EXERCISE INPUTS:
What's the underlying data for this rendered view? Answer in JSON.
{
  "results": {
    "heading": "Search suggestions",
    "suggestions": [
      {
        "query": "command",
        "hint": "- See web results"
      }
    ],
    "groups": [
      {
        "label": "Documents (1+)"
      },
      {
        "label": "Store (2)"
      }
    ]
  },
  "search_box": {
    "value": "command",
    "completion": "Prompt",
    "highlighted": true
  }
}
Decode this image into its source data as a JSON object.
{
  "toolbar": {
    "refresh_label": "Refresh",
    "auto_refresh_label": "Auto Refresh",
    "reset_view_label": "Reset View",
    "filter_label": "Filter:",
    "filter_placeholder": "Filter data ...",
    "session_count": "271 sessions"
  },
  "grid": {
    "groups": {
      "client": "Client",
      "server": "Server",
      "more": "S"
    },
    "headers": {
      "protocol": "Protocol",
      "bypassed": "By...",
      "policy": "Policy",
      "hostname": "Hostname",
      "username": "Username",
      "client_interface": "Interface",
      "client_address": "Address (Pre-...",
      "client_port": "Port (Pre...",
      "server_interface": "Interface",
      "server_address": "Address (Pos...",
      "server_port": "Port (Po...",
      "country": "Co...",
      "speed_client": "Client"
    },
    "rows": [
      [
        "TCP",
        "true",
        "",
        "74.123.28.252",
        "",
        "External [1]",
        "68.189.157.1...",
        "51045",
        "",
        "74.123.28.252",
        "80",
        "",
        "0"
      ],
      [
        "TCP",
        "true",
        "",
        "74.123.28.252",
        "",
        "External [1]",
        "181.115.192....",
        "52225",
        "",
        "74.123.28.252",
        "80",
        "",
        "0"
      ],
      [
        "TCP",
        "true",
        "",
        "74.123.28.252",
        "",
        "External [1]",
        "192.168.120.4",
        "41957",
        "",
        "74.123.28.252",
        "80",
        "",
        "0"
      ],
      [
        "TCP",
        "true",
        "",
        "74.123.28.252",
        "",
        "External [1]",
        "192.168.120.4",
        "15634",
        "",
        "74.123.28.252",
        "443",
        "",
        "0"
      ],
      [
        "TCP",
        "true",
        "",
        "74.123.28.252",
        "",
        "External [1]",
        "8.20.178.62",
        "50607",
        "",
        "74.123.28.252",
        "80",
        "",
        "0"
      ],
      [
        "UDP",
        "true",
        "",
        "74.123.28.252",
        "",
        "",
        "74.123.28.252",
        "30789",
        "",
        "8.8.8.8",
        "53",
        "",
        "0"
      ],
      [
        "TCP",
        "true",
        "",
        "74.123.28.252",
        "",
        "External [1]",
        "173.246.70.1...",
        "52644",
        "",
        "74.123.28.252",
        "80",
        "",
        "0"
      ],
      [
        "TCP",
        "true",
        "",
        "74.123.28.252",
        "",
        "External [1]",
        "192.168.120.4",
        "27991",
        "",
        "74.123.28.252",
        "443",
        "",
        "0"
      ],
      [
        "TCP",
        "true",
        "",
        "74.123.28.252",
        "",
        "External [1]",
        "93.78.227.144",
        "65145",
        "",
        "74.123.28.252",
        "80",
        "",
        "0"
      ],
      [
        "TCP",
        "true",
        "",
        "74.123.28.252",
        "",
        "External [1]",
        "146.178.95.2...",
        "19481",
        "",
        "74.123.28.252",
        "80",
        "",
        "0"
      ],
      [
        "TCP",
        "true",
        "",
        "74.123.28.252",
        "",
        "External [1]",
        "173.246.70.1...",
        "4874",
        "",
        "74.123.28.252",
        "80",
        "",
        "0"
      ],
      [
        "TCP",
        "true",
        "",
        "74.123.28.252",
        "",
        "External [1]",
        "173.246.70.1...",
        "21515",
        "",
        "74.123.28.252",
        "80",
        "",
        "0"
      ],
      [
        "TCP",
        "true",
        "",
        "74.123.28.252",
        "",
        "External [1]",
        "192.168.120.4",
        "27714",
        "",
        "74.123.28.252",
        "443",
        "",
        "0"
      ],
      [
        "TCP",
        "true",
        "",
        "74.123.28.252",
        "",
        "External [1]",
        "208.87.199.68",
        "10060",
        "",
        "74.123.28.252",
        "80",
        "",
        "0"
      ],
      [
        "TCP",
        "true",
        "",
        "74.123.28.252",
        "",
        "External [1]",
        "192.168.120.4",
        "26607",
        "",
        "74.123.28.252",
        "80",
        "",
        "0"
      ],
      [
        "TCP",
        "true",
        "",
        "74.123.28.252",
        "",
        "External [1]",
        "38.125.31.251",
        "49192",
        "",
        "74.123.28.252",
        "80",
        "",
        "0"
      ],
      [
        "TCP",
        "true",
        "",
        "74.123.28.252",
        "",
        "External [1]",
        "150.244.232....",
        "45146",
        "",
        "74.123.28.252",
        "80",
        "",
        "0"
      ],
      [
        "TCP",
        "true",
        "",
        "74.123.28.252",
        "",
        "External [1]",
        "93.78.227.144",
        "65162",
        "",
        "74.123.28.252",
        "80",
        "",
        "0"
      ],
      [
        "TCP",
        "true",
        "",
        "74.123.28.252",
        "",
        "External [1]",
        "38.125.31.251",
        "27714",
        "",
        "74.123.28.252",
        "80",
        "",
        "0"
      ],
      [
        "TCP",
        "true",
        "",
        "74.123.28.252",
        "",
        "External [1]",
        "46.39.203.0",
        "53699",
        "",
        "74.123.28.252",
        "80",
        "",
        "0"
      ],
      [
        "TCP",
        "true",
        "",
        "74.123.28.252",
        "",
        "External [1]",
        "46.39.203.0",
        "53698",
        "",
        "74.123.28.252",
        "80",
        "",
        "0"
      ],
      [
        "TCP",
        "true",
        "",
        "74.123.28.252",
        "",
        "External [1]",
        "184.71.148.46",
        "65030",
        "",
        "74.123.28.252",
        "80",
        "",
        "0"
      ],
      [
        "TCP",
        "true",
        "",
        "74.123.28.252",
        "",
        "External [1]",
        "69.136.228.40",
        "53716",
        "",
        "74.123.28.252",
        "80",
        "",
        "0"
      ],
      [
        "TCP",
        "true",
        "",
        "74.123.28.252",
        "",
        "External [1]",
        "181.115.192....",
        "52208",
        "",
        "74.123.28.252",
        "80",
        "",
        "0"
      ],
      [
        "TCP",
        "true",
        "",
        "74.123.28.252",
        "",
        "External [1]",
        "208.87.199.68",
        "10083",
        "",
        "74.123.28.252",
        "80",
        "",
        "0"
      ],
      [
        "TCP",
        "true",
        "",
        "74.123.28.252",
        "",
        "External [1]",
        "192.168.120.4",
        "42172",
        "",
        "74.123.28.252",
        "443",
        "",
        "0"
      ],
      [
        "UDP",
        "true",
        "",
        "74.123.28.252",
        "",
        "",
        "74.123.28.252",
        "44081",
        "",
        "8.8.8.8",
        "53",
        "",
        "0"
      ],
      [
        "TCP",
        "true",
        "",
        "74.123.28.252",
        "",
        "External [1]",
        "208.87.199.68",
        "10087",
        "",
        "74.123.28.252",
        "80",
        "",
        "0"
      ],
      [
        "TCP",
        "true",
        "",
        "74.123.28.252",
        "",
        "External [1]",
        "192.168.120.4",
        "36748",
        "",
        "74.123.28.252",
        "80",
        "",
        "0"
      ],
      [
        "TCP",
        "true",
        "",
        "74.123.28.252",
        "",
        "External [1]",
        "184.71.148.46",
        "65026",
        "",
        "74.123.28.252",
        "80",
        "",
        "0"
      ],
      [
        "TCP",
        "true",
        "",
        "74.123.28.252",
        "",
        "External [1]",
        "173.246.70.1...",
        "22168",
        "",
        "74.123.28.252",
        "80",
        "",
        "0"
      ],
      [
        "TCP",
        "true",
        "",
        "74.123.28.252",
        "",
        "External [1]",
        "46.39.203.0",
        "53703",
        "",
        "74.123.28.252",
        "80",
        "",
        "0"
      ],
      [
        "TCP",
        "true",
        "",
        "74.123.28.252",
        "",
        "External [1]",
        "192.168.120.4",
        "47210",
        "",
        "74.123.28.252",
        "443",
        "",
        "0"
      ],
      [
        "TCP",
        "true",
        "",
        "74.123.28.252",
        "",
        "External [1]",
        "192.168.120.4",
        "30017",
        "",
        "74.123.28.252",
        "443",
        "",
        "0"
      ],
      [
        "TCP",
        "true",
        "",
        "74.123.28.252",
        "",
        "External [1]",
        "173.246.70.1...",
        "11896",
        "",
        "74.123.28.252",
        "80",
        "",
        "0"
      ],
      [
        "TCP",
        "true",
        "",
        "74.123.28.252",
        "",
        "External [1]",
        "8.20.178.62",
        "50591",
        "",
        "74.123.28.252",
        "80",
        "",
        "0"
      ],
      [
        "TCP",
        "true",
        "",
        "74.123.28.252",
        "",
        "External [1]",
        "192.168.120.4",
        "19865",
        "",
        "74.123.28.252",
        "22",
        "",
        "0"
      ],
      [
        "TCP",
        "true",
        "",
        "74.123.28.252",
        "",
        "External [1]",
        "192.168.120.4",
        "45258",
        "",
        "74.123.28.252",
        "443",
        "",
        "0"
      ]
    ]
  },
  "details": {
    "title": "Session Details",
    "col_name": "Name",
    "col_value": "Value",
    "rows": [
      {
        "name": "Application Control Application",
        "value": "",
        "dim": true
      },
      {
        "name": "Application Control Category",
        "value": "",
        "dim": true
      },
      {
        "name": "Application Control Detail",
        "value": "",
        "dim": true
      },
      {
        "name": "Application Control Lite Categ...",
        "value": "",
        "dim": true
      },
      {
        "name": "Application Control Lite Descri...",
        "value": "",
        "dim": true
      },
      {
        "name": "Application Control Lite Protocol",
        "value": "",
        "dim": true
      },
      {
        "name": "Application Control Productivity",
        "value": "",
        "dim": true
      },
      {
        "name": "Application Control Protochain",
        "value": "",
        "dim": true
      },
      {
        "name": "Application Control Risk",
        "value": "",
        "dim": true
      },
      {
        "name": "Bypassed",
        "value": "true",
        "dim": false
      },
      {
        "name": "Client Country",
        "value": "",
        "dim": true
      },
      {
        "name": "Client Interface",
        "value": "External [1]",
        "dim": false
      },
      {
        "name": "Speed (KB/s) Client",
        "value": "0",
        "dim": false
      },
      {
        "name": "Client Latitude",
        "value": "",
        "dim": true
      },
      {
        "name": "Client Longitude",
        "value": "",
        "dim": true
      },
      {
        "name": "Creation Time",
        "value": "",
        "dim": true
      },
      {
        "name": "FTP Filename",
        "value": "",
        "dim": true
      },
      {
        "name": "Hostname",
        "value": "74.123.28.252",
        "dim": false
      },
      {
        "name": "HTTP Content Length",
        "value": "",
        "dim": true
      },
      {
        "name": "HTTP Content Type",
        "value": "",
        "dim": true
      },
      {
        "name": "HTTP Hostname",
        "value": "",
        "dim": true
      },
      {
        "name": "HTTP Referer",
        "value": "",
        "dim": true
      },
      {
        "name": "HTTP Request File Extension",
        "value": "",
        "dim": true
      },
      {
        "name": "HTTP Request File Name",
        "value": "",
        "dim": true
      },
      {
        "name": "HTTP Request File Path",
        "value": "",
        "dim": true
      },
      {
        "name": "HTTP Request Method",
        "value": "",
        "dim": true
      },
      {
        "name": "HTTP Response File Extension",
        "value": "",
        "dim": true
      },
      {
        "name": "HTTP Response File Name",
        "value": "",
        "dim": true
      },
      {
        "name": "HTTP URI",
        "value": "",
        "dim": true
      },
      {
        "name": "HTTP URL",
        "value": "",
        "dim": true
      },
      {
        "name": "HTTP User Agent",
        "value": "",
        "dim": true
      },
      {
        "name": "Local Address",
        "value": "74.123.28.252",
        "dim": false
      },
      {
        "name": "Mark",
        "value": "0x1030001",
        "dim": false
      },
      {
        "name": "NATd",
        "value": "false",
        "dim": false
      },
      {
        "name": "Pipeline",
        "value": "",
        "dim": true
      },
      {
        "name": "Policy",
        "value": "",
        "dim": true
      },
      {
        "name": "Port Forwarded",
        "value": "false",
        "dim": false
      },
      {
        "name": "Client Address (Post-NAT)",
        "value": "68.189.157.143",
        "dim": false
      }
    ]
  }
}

WHAT THE EXERCISE ASKS:
Using the material above, gather every line that includes "Lite".

ANSWER IN FULL:
        "name": "Application Control Lite Categ...",
        "name": "Application Control Lite Descri...",
        "name": "Application Control Lite Protocol",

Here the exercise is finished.